- Short problem: Make an exact copy of the data below, leaving out every picture.

==== Material for the task

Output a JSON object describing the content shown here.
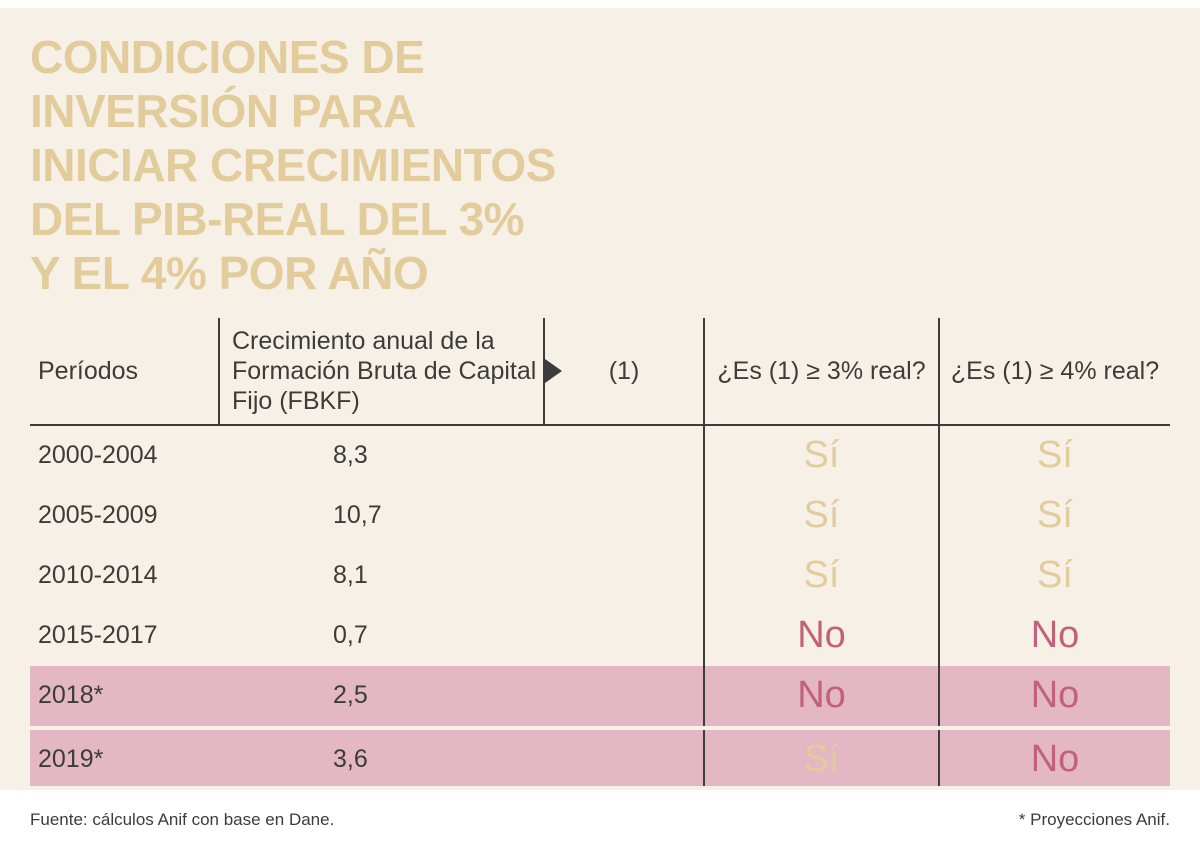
{
  "colors": {
    "background": "#ffffff",
    "panel": "#f7f0e6",
    "title": "#e2cc9b",
    "yes": "#e2cc9b",
    "no": "#c2617b",
    "highlight": "#e3b7c3",
    "text": "#3c3c3c"
  },
  "title": "CONDICIONES DE\nINVERSIÓN PARA\nINICIAR CRECIMIENTOS\nDEL PIB-REAL DEL 3%\nY EL 4% POR AÑO",
  "chart_data": {
    "type": "table",
    "columns": [
      "Períodos",
      "Crecimiento anual de la Formación Bruta de Capital Fijo (FBKF)",
      "(1)",
      "¿Es (1) ≥ 3% real?",
      "¿Es (1) ≥ 4% real?"
    ],
    "rows": [
      {
        "periodo": "2000-2004",
        "fbkf": "8,3",
        "ge3": "Sí",
        "ge4": "Sí",
        "highlight": false
      },
      {
        "periodo": "2005-2009",
        "fbkf": "10,7",
        "ge3": "Sí",
        "ge4": "Sí",
        "highlight": false
      },
      {
        "periodo": "2010-2014",
        "fbkf": "8,1",
        "ge3": "Sí",
        "ge4": "Sí",
        "highlight": false
      },
      {
        "periodo": "2015-2017",
        "fbkf": "0,7",
        "ge3": "No",
        "ge4": "No",
        "highlight": false
      },
      {
        "periodo": "2018*",
        "fbkf": "2,5",
        "ge3": "No",
        "ge4": "No",
        "highlight": true
      },
      {
        "periodo": "2019*",
        "fbkf": "3,6",
        "ge3": "Sí",
        "ge4": "No",
        "highlight": true
      }
    ]
  },
  "footer": {
    "source": "Fuente: cálculos Anif con base en Dane.",
    "note": "* Proyecciones Anif."
  }
}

========

- Result of this task:
Output a JSON object describing the content shown here.
{
  "colors": {
    "background": "#ffffff",
    "panel": "#f7f0e6",
    "title": "#e2cc9b",
    "yes": "#e2cc9b",
    "no": "#c2617b",
    "highlight": "#e3b7c3",
    "text": "#3c3c3c"
  },
  "title": "CONDICIONES DE\nINVERSIÓN PARA\nINICIAR CRECIMIENTOS\nDEL PIB-REAL DEL 3%\nY EL 4% POR AÑO",
  "chart_data": {
    "type": "table",
    "columns": [
      "Períodos",
      "Crecimiento anual de la Formación Bruta de Capital Fijo (FBKF)",
      "(1)",
      "¿Es (1) ≥ 3% real?",
      "¿Es (1) ≥ 4% real?"
    ],
    "rows": [
      {
        "periodo": "2000-2004",
        "fbkf": "8,3",
        "ge3": "Sí",
        "ge4": "Sí",
        "highlight": false
      },
      {
        "periodo": "2005-2009",
        "fbkf": "10,7",
        "ge3": "Sí",
        "ge4": "Sí",
        "highlight": false
      },
      {
        "periodo": "2010-2014",
        "fbkf": "8,1",
        "ge3": "Sí",
        "ge4": "Sí",
        "highlight": false
      },
      {
        "periodo": "2015-2017",
        "fbkf": "0,7",
        "ge3": "No",
        "ge4": "No",
        "highlight": false
      },
      {
        "periodo": "2018*",
        "fbkf": "2,5",
        "ge3": "No",
        "ge4": "No",
        "highlight": true
      },
      {
        "periodo": "2019*",
        "fbkf": "3,6",
        "ge3": "Sí",
        "ge4": "No",
        "highlight": true
      }
    ]
  },
  "footer": {
    "source": "Fuente: cálculos Anif con base en Dane.",
    "note": "* Proyecciones Anif."
  }
}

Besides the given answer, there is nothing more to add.